● **Task description**
Omit every picture, then return the listing verbatim.

● **Dataset entries**
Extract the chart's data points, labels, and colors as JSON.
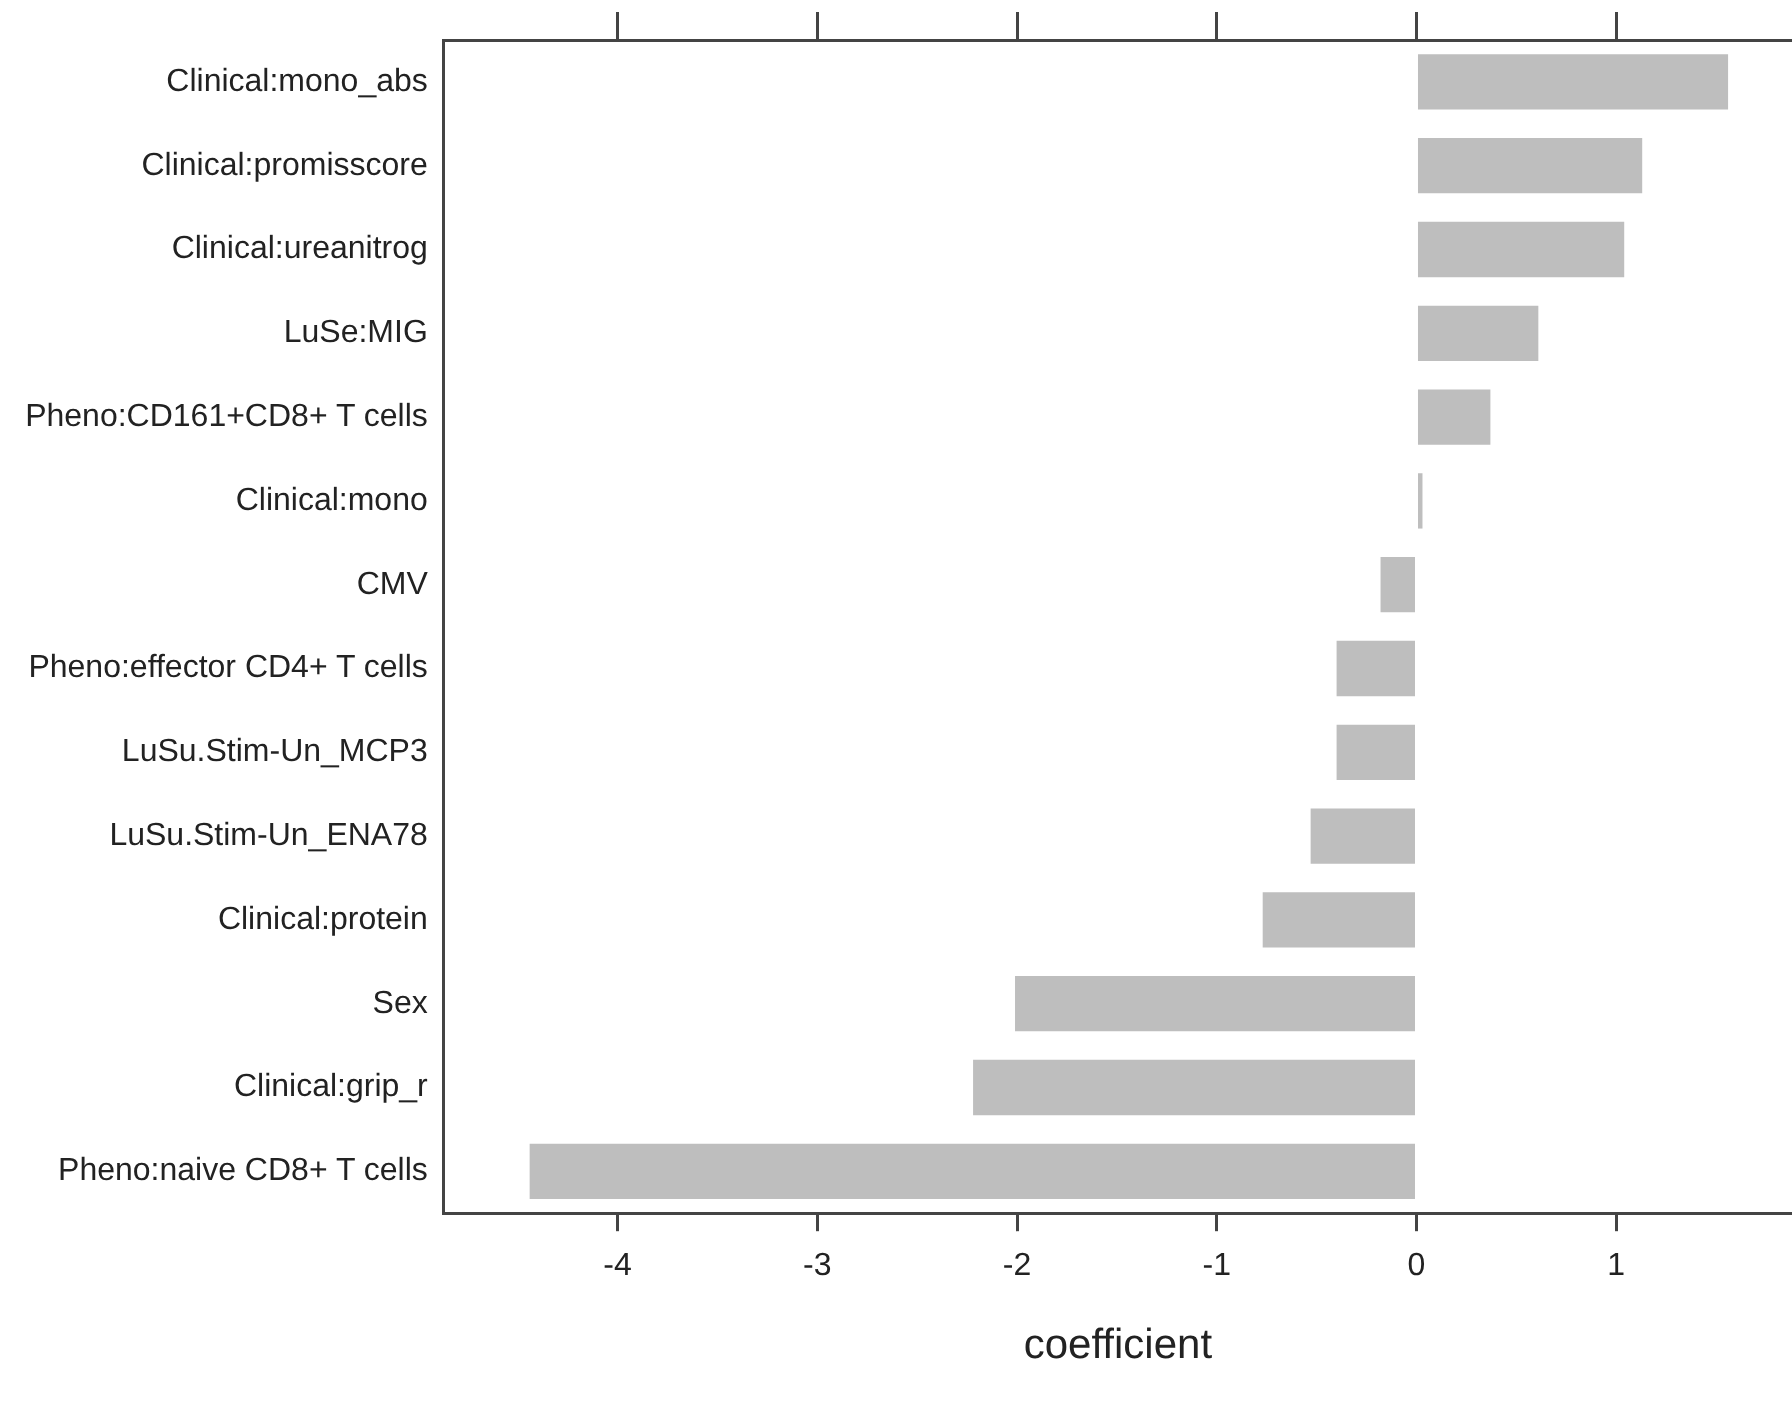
{
  "chart_data": {
    "type": "bar",
    "orientation": "horizontal",
    "xlabel": "coefficient",
    "categories": [
      "Clinical:mono_abs",
      "Clinical:promisscore",
      "Clinical:ureanitrog",
      "LuSe:MIG",
      "Pheno:CD161+CD8+ T cells",
      "Clinical:mono",
      "CMV",
      "Pheno:effector CD4+ T cells",
      "LuSu.Stim-Un_MCP3",
      "LuSu.Stim-Un_ENA78",
      "Clinical:protein",
      "Sex",
      "Clinical:grip_r",
      "Pheno:naive CD8+ T cells"
    ],
    "values": [
      1.56,
      1.13,
      1.04,
      0.61,
      0.37,
      0.03,
      -0.18,
      -0.4,
      -0.4,
      -0.53,
      -0.77,
      -2.01,
      -2.22,
      -4.44
    ],
    "color": "#bebebe",
    "xlim": [
      -4.87,
      1.88
    ],
    "xticks": [
      -4,
      -3,
      -2,
      -1,
      0,
      1
    ],
    "grid": false,
    "legend": false
  }
}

● **Your solution**
Extract the chart's data points, labels, and colors as JSON.
{
  "chart_data": {
    "type": "bar",
    "orientation": "horizontal",
    "xlabel": "coefficient",
    "categories": [
      "Clinical:mono_abs",
      "Clinical:promisscore",
      "Clinical:ureanitrog",
      "LuSe:MIG",
      "Pheno:CD161+CD8+ T cells",
      "Clinical:mono",
      "CMV",
      "Pheno:effector CD4+ T cells",
      "LuSu.Stim-Un_MCP3",
      "LuSu.Stim-Un_ENA78",
      "Clinical:protein",
      "Sex",
      "Clinical:grip_r",
      "Pheno:naive CD8+ T cells"
    ],
    "values": [
      1.56,
      1.13,
      1.04,
      0.61,
      0.37,
      0.03,
      -0.18,
      -0.4,
      -0.4,
      -0.53,
      -0.77,
      -2.01,
      -2.22,
      -4.44
    ],
    "color": "#bebebe",
    "xlim": [
      -4.87,
      1.88
    ],
    "xticks": [
      -4,
      -3,
      -2,
      -1,
      0,
      1
    ],
    "grid": false,
    "legend": false
  }
}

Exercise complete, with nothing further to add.